- [Set exercise]:
Every line holding the string "精确整平" should be gathered.

───── Records to use ─────

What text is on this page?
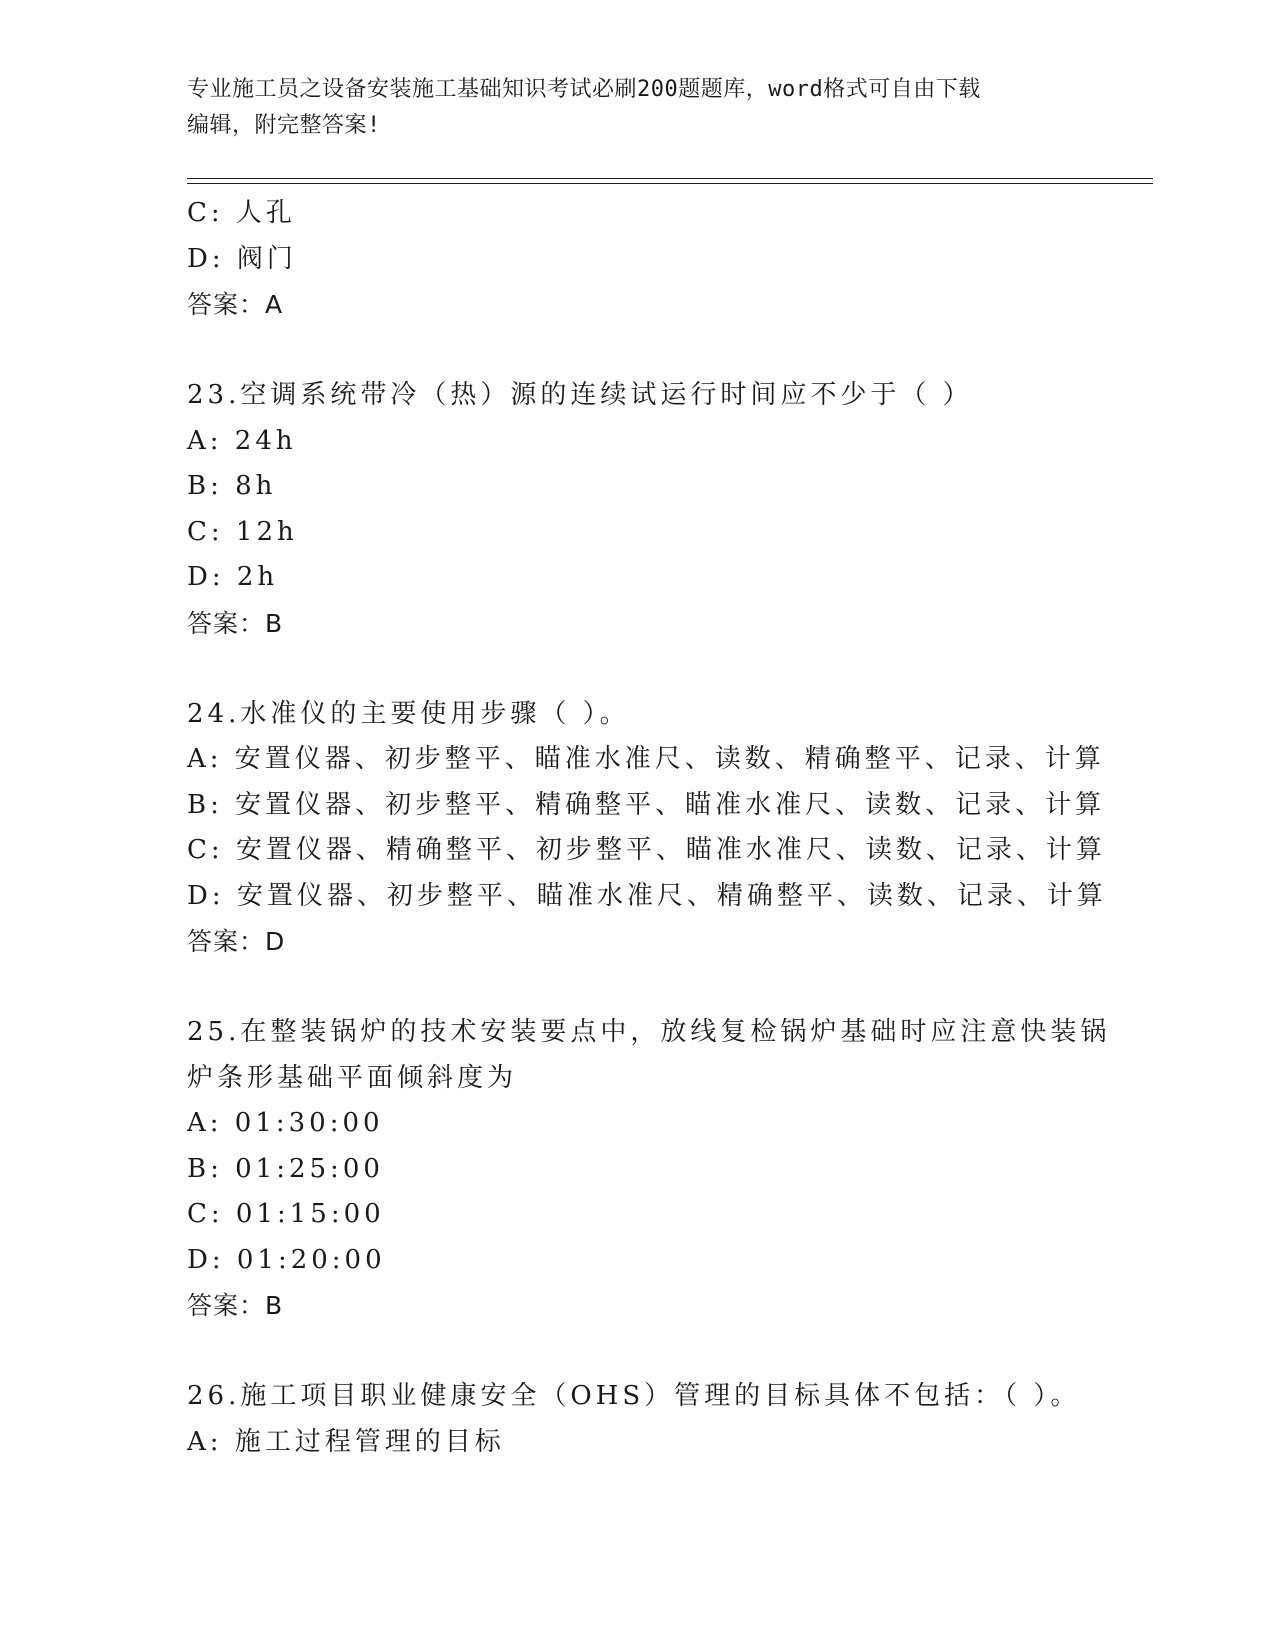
专业施工员之设备安装施工基础知识考试必刷200题题库，word格式可自由下载
编辑，附完整答案!
C: 人孔
D: 阀门
答案：A
23.空调系统带冷（热）源的连续试运行时间应不少于（ ）
A: 24h
B: 8h
C: 12h
D: 2h
答案：B
24.水准仪的主要使用步骤（ ）。
A: 安置仪器、初步整平、瞄准水准尺、读数、精确整平、记录、计算
B: 安置仪器、初步整平、精确整平、瞄准水准尺、读数、记录、计算
C: 安置仪器、精确整平、初步整平、瞄准水准尺、读数、记录、计算
D: 安置仪器、初步整平、瞄准水准尺、精确整平、读数、记录、计算
答案：D
25.在整装锅炉的技术安装要点中，放线复检锅炉基础时应注意快装锅
炉条形基础平面倾斜度为
A: 01:30:00
B: 01:25:00
C: 01:15:00
D: 01:20:00
答案：B
26.施工项目职业健康安全（OHS）管理的目标具体不包括：（ ）。
A: 施工过程管理的目标
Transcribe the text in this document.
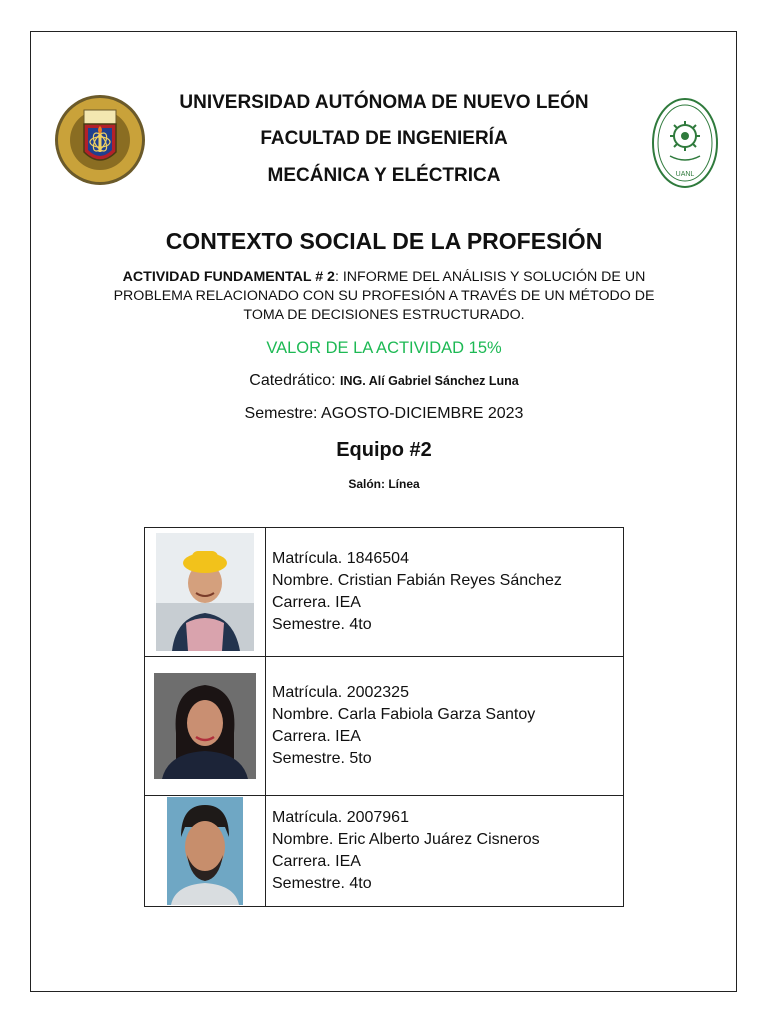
UANL
UNIVERSIDAD AUTÓNOMA DE NUEVO LEÓN
FACULTAD DE INGENIERÍA
MECÁNICA Y ELÉCTRICA
CONTEXTO SOCIAL DE LA PROFESIÓN
ACTIVIDAD FUNDAMENTAL # 2: INFORME DEL ANÁLISIS Y SOLUCIÓN DE UN PROBLEMA RELACIONADO CON SU PROFESIÓN A TRAVÉS DE UN MÉTODO DE TOMA DE DECISIONES ESTRUCTURADO.
VALOR DE LA ACTIVIDAD 15%
Catedrático: ING. Alí Gabriel Sánchez Luna
Semestre: AGOSTO-DICIEMBRE 2023
Equipo #2
Salón: Línea

Matrícula. 1846504
Nombre. Cristian Fabián Reyes Sánchez
Carrera. IEA
Semestre. 4to

Matrícula. 2002325
Nombre. Carla Fabiola Garza Santoy
Carrera. IEA
Semestre. 5to

Matrícula. 2007961
Nombre. Eric Alberto Juárez Cisneros
Carrera. IEA
Semestre. 4to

─────

- [Solution for this exercise]:
A: 安置仪器、初步整平、瞄准水准尺、读数、精确整平、记录、计算
B: 安置仪器、初步整平、精确整平、瞄准水准尺、读数、记录、计算
C: 安置仪器、精确整平、初步整平、瞄准水准尺、读数、记录、计算
D: 安置仪器、初步整平、瞄准水准尺、精确整平、读数、记录、计算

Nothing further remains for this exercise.